**REQUIRED TASK**.
Could you give the data below again, exactly and completely?

**Dataset entries**.
• • • •
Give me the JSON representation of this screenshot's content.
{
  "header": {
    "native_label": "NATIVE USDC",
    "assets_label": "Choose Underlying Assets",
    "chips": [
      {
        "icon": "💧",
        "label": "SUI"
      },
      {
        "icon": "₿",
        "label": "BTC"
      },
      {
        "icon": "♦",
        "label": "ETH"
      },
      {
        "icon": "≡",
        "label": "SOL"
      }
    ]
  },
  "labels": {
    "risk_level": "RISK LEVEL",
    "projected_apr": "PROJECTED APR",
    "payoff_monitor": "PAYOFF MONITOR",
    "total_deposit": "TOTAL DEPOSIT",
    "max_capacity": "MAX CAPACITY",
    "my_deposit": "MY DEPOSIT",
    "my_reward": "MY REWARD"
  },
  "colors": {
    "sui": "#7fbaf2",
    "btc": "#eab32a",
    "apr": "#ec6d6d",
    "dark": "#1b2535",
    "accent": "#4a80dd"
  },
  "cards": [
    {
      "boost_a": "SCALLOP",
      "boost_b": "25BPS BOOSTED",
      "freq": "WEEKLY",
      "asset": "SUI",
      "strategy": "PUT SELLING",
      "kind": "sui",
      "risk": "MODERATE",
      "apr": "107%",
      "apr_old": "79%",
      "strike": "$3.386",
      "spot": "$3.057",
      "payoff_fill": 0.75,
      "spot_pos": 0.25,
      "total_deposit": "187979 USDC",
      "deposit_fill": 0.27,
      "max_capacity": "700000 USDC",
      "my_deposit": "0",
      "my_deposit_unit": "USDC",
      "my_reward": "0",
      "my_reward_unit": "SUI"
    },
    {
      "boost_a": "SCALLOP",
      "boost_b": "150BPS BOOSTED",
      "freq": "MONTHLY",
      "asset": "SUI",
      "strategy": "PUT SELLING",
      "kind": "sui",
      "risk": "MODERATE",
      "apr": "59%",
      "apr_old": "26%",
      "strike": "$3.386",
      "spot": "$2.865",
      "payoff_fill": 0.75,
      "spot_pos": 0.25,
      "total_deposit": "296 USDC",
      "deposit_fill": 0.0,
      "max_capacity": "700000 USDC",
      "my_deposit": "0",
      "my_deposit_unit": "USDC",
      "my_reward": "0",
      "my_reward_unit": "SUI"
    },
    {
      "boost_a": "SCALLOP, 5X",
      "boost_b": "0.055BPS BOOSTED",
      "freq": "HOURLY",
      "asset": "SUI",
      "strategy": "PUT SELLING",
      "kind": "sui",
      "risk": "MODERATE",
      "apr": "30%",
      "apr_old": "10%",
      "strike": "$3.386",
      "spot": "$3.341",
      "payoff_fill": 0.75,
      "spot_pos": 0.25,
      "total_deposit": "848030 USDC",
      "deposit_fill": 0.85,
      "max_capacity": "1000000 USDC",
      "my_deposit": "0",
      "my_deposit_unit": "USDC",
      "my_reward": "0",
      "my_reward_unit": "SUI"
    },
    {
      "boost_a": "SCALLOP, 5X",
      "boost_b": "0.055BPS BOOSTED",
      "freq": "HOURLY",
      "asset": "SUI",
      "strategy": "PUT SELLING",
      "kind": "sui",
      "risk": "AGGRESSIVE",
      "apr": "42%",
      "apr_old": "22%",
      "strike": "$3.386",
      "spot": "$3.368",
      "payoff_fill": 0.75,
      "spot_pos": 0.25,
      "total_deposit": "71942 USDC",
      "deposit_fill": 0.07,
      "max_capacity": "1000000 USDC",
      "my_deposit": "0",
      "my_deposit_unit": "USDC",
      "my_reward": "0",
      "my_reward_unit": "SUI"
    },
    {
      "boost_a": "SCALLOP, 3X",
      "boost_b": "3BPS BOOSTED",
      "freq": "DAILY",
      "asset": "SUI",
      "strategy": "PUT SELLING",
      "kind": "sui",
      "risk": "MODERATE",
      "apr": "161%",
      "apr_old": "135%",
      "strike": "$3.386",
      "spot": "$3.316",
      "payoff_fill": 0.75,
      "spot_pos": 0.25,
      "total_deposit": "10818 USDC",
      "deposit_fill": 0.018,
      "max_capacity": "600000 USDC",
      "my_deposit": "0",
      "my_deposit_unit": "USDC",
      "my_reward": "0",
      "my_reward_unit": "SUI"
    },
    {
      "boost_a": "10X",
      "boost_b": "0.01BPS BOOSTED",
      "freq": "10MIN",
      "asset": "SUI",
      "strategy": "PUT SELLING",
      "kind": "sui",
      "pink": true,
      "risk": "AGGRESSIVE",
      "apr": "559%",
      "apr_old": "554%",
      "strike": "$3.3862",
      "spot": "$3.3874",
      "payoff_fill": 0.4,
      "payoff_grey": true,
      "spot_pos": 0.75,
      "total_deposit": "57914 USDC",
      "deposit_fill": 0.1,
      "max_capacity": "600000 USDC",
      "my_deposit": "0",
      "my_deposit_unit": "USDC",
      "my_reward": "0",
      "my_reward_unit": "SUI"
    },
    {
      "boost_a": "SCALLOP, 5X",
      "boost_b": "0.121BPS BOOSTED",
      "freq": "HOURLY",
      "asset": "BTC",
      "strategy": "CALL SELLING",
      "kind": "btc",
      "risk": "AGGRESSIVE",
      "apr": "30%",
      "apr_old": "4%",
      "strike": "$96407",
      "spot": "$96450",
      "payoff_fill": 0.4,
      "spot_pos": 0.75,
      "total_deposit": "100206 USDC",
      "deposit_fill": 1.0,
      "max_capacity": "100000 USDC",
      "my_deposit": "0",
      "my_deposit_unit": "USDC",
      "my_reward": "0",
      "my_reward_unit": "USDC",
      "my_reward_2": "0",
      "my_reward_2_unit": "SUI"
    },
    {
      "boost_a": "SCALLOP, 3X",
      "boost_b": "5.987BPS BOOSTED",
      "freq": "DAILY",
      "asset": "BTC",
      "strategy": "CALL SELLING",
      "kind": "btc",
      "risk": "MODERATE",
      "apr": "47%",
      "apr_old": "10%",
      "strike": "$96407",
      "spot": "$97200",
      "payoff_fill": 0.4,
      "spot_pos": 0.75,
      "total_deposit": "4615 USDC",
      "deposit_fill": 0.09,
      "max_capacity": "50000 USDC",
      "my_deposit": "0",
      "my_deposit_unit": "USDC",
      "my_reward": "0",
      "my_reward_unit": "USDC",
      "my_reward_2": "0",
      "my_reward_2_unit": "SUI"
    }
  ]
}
• • • •
**SOLUTION**.
Give me the JSON representation of this screenshot's content.
{
  "header": {
    "native_label": "NATIVE USDC",
    "assets_label": "Choose Underlying Assets",
    "chips": [
      {
        "icon": "💧",
        "label": "SUI"
      },
      {
        "icon": "₿",
        "label": "BTC"
      },
      {
        "icon": "♦",
        "label": "ETH"
      },
      {
        "icon": "≡",
        "label": "SOL"
      }
    ]
  },
  "labels": {
    "risk_level": "RISK LEVEL",
    "projected_apr": "PROJECTED APR",
    "payoff_monitor": "PAYOFF MONITOR",
    "total_deposit": "TOTAL DEPOSIT",
    "max_capacity": "MAX CAPACITY",
    "my_deposit": "MY DEPOSIT",
    "my_reward": "MY REWARD"
  },
  "colors": {
    "sui": "#7fbaf2",
    "btc": "#eab32a",
    "apr": "#ec6d6d",
    "dark": "#1b2535",
    "accent": "#4a80dd"
  },
  "cards": [
    {
      "boost_a": "SCALLOP",
      "boost_b": "25BPS BOOSTED",
      "freq": "WEEKLY",
      "asset": "SUI",
      "strategy": "PUT SELLING",
      "kind": "sui",
      "risk": "MODERATE",
      "apr": "107%",
      "apr_old": "79%",
      "strike": "$3.386",
      "spot": "$3.057",
      "payoff_fill": 0.75,
      "spot_pos": 0.25,
      "total_deposit": "187979 USDC",
      "deposit_fill": 0.27,
      "max_capacity": "700000 USDC",
      "my_deposit": "0",
      "my_deposit_unit": "USDC",
      "my_reward": "0",
      "my_reward_unit": "SUI"
    },
    {
      "boost_a": "SCALLOP",
      "boost_b": "150BPS BOOSTED",
      "freq": "MONTHLY",
      "asset": "SUI",
      "strategy": "PUT SELLING",
      "kind": "sui",
      "risk": "MODERATE",
      "apr": "59%",
      "apr_old": "26%",
      "strike": "$3.386",
      "spot": "$2.865",
      "payoff_fill": 0.75,
      "spot_pos": 0.25,
      "total_deposit": "296 USDC",
      "deposit_fill": 0.0,
      "max_capacity": "700000 USDC",
      "my_deposit": "0",
      "my_deposit_unit": "USDC",
      "my_reward": "0",
      "my_reward_unit": "SUI"
    },
    {
      "boost_a": "SCALLOP, 5X",
      "boost_b": "0.055BPS BOOSTED",
      "freq": "HOURLY",
      "asset": "SUI",
      "strategy": "PUT SELLING",
      "kind": "sui",
      "risk": "MODERATE",
      "apr": "30%",
      "apr_old": "10%",
      "strike": "$3.386",
      "spot": "$3.341",
      "payoff_fill": 0.75,
      "spot_pos": 0.25,
      "total_deposit": "848030 USDC",
      "deposit_fill": 0.85,
      "max_capacity": "1000000 USDC",
      "my_deposit": "0",
      "my_deposit_unit": "USDC",
      "my_reward": "0",
      "my_reward_unit": "SUI"
    },
    {
      "boost_a": "SCALLOP, 5X",
      "boost_b": "0.055BPS BOOSTED",
      "freq": "HOURLY",
      "asset": "SUI",
      "strategy": "PUT SELLING",
      "kind": "sui",
      "risk": "AGGRESSIVE",
      "apr": "42%",
      "apr_old": "22%",
      "strike": "$3.386",
      "spot": "$3.368",
      "payoff_fill": 0.75,
      "spot_pos": 0.25,
      "total_deposit": "71942 USDC",
      "deposit_fill": 0.07,
      "max_capacity": "1000000 USDC",
      "my_deposit": "0",
      "my_deposit_unit": "USDC",
      "my_reward": "0",
      "my_reward_unit": "SUI"
    },
    {
      "boost_a": "SCALLOP, 3X",
      "boost_b": "3BPS BOOSTED",
      "freq": "DAILY",
      "asset": "SUI",
      "strategy": "PUT SELLING",
      "kind": "sui",
      "risk": "MODERATE",
      "apr": "161%",
      "apr_old": "135%",
      "strike": "$3.386",
      "spot": "$3.316",
      "payoff_fill": 0.75,
      "spot_pos": 0.25,
      "total_deposit": "10818 USDC",
      "deposit_fill": 0.018,
      "max_capacity": "600000 USDC",
      "my_deposit": "0",
      "my_deposit_unit": "USDC",
      "my_reward": "0",
      "my_reward_unit": "SUI"
    },
    {
      "boost_a": "10X",
      "boost_b": "0.01BPS BOOSTED",
      "freq": "10MIN",
      "asset": "SUI",
      "strategy": "PUT SELLING",
      "kind": "sui",
      "pink": true,
      "risk": "AGGRESSIVE",
      "apr": "559%",
      "apr_old": "554%",
      "strike": "$3.3862",
      "spot": "$3.3874",
      "payoff_fill": 0.4,
      "payoff_grey": true,
      "spot_pos": 0.75,
      "total_deposit": "57914 USDC",
      "deposit_fill": 0.1,
      "max_capacity": "600000 USDC",
      "my_deposit": "0",
      "my_deposit_unit": "USDC",
      "my_reward": "0",
      "my_reward_unit": "SUI"
    },
    {
      "boost_a": "SCALLOP, 5X",
      "boost_b": "0.121BPS BOOSTED",
      "freq": "HOURLY",
      "asset": "BTC",
      "strategy": "CALL SELLING",
      "kind": "btc",
      "risk": "AGGRESSIVE",
      "apr": "30%",
      "apr_old": "4%",
      "strike": "$96407",
      "spot": "$96450",
      "payoff_fill": 0.4,
      "spot_pos": 0.75,
      "total_deposit": "100206 USDC",
      "deposit_fill": 1.0,
      "max_capacity": "100000 USDC",
      "my_deposit": "0",
      "my_deposit_unit": "USDC",
      "my_reward": "0",
      "my_reward_unit": "USDC",
      "my_reward_2": "0",
      "my_reward_2_unit": "SUI"
    },
    {
      "boost_a": "SCALLOP, 3X",
      "boost_b": "5.987BPS BOOSTED",
      "freq": "DAILY",
      "asset": "BTC",
      "strategy": "CALL SELLING",
      "kind": "btc",
      "risk": "MODERATE",
      "apr": "47%",
      "apr_old": "10%",
      "strike": "$96407",
      "spot": "$97200",
      "payoff_fill": 0.4,
      "spot_pos": 0.75,
      "total_deposit": "4615 USDC",
      "deposit_fill": 0.09,
      "max_capacity": "50000 USDC",
      "my_deposit": "0",
      "my_deposit_unit": "USDC",
      "my_reward": "0",
      "my_reward_unit": "USDC",
      "my_reward_2": "0",
      "my_reward_2_unit": "SUI"
    }
  ]
}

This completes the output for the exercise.